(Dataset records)

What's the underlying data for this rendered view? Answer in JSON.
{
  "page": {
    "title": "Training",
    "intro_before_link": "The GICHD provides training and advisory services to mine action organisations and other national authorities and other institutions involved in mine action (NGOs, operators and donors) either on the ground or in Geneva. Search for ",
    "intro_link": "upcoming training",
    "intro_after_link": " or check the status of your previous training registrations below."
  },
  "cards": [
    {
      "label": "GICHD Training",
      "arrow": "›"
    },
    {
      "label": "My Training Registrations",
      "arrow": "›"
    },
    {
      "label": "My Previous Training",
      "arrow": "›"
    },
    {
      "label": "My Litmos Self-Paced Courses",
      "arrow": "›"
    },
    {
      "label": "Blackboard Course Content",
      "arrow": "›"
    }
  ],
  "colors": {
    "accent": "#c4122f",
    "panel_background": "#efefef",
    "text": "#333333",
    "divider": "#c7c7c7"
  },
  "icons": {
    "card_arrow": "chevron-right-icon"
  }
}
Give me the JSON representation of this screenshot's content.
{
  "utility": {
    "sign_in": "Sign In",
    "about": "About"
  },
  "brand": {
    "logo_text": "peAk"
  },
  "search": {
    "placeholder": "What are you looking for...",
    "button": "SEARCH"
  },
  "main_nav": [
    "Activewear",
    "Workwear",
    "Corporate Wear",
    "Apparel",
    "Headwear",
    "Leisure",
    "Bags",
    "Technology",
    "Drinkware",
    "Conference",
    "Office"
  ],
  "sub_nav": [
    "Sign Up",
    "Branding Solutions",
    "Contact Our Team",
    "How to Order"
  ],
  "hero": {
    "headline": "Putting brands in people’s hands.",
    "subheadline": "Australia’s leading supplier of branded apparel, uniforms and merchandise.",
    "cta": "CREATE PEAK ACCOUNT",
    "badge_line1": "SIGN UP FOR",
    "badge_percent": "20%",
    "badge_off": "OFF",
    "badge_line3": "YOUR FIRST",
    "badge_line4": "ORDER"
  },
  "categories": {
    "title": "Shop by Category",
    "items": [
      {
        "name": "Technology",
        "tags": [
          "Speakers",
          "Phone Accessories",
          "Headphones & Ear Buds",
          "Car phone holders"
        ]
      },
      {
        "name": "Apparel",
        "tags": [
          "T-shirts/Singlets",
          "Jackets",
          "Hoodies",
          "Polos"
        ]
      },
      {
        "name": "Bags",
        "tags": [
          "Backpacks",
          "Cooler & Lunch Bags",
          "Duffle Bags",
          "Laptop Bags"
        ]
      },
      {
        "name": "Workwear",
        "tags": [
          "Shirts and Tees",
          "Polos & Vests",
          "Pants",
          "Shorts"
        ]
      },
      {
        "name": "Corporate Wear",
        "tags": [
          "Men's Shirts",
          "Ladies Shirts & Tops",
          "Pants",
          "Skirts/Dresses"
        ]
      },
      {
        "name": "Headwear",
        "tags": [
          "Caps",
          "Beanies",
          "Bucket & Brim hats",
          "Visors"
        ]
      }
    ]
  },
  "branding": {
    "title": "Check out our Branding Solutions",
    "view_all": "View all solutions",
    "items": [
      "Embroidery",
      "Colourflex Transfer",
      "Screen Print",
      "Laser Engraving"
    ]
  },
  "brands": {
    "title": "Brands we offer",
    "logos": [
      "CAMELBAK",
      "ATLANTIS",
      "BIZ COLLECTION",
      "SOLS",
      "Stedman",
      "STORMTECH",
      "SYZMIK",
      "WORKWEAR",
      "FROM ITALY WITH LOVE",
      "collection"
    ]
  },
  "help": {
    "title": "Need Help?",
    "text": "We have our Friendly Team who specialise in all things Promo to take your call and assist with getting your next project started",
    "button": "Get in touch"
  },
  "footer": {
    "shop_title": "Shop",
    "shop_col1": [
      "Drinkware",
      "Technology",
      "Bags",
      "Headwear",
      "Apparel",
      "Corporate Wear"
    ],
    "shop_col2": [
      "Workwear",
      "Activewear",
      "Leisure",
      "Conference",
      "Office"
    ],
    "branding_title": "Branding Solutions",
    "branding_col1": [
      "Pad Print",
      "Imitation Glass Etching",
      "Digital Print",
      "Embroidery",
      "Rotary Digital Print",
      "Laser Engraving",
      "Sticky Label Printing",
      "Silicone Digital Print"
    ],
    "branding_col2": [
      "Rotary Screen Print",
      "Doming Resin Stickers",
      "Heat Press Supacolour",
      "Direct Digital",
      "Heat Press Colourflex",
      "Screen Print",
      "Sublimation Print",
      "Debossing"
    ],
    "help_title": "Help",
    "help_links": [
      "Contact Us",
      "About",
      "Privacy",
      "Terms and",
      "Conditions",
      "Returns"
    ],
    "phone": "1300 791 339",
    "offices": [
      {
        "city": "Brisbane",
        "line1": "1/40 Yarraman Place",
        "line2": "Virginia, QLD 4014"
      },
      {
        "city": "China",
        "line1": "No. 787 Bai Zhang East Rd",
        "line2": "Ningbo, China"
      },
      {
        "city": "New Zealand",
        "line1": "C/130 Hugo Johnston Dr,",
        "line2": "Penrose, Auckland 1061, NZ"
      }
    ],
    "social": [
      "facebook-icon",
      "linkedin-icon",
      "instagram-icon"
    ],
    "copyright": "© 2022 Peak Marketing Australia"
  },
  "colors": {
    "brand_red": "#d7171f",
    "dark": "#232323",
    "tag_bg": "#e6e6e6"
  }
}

● **Exercise description**: Each of the records should be retyped exactly.

● **Response to the task**:
What's the underlying data for this rendered view? Answer in JSON.
{
  "page": {
    "title": "Training",
    "intro_before_link": "The GICHD provides training and advisory services to mine action organisations and other national authorities and other institutions involved in mine action (NGOs, operators and donors) either on the ground or in Geneva. Search for ",
    "intro_link": "upcoming training",
    "intro_after_link": " or check the status of your previous training registrations below."
  },
  "cards": [
    {
      "label": "GICHD Training",
      "arrow": "›"
    },
    {
      "label": "My Training Registrations",
      "arrow": "›"
    },
    {
      "label": "My Previous Training",
      "arrow": "›"
    },
    {
      "label": "My Litmos Self-Paced Courses",
      "arrow": "›"
    },
    {
      "label": "Blackboard Course Content",
      "arrow": "›"
    }
  ],
  "colors": {
    "accent": "#c4122f",
    "panel_background": "#efefef",
    "text": "#333333",
    "divider": "#c7c7c7"
  },
  "icons": {
    "card_arrow": "chevron-right-icon"
  }
}
Give me the JSON representation of this screenshot's content.
{
  "utility": {
    "sign_in": "Sign In",
    "about": "About"
  },
  "brand": {
    "logo_text": "peAk"
  },
  "search": {
    "placeholder": "What are you looking for...",
    "button": "SEARCH"
  },
  "main_nav": [
    "Activewear",
    "Workwear",
    "Corporate Wear",
    "Apparel",
    "Headwear",
    "Leisure",
    "Bags",
    "Technology",
    "Drinkware",
    "Conference",
    "Office"
  ],
  "sub_nav": [
    "Sign Up",
    "Branding Solutions",
    "Contact Our Team",
    "How to Order"
  ],
  "hero": {
    "headline": "Putting brands in people’s hands.",
    "subheadline": "Australia’s leading supplier of branded apparel, uniforms and merchandise.",
    "cta": "CREATE PEAK ACCOUNT",
    "badge_line1": "SIGN UP FOR",
    "badge_percent": "20%",
    "badge_off": "OFF",
    "badge_line3": "YOUR FIRST",
    "badge_line4": "ORDER"
  },
  "categories": {
    "title": "Shop by Category",
    "items": [
      {
        "name": "Technology",
        "tags": [
          "Speakers",
          "Phone Accessories",
          "Headphones & Ear Buds",
          "Car phone holders"
        ]
      },
      {
        "name": "Apparel",
        "tags": [
          "T-shirts/Singlets",
          "Jackets",
          "Hoodies",
          "Polos"
        ]
      },
      {
        "name": "Bags",
        "tags": [
          "Backpacks",
          "Cooler & Lunch Bags",
          "Duffle Bags",
          "Laptop Bags"
        ]
      },
      {
        "name": "Workwear",
        "tags": [
          "Shirts and Tees",
          "Polos & Vests",
          "Pants",
          "Shorts"
        ]
      },
      {
        "name": "Corporate Wear",
        "tags": [
          "Men's Shirts",
          "Ladies Shirts & Tops",
          "Pants",
          "Skirts/Dresses"
        ]
      },
      {
        "name": "Headwear",
        "tags": [
          "Caps",
          "Beanies",
          "Bucket & Brim hats",
          "Visors"
        ]
      }
    ]
  },
  "branding": {
    "title": "Check out our Branding Solutions",
    "view_all": "View all solutions",
    "items": [
      "Embroidery",
      "Colourflex Transfer",
      "Screen Print",
      "Laser Engraving"
    ]
  },
  "brands": {
    "title": "Brands we offer",
    "logos": [
      "CAMELBAK",
      "ATLANTIS",
      "BIZ COLLECTION",
      "SOLS",
      "Stedman",
      "STORMTECH",
      "SYZMIK",
      "WORKWEAR",
      "FROM ITALY WITH LOVE",
      "collection"
    ]
  },
  "help": {
    "title": "Need Help?",
    "text": "We have our Friendly Team who specialise in all things Promo to take your call and assist with getting your next project started",
    "button": "Get in touch"
  },
  "footer": {
    "shop_title": "Shop",
    "shop_col1": [
      "Drinkware",
      "Technology",
      "Bags",
      "Headwear",
      "Apparel",
      "Corporate Wear"
    ],
    "shop_col2": [
      "Workwear",
      "Activewear",
      "Leisure",
      "Conference",
      "Office"
    ],
    "branding_title": "Branding Solutions",
    "branding_col1": [
      "Pad Print",
      "Imitation Glass Etching",
      "Digital Print",
      "Embroidery",
      "Rotary Digital Print",
      "Laser Engraving",
      "Sticky Label Printing",
      "Silicone Digital Print"
    ],
    "branding_col2": [
      "Rotary Screen Print",
      "Doming Resin Stickers",
      "Heat Press Supacolour",
      "Direct Digital",
      "Heat Press Colourflex",
      "Screen Print",
      "Sublimation Print",
      "Debossing"
    ],
    "help_title": "Help",
    "help_links": [
      "Contact Us",
      "About",
      "Privacy",
      "Terms and",
      "Conditions",
      "Returns"
    ],
    "phone": "1300 791 339",
    "offices": [
      {
        "city": "Brisbane",
        "line1": "1/40 Yarraman Place",
        "line2": "Virginia, QLD 4014"
      },
      {
        "city": "China",
        "line1": "No. 787 Bai Zhang East Rd",
        "line2": "Ningbo, China"
      },
      {
        "city": "New Zealand",
        "line1": "C/130 Hugo Johnston Dr,",
        "line2": "Penrose, Auckland 1061, NZ"
      }
    ],
    "social": [
      "facebook-icon",
      "linkedin-icon",
      "instagram-icon"
    ],
    "copyright": "© 2022 Peak Marketing Australia"
  },
  "colors": {
    "brand_red": "#d7171f",
    "dark": "#232323",
    "tag_bg": "#e6e6e6"
  }
}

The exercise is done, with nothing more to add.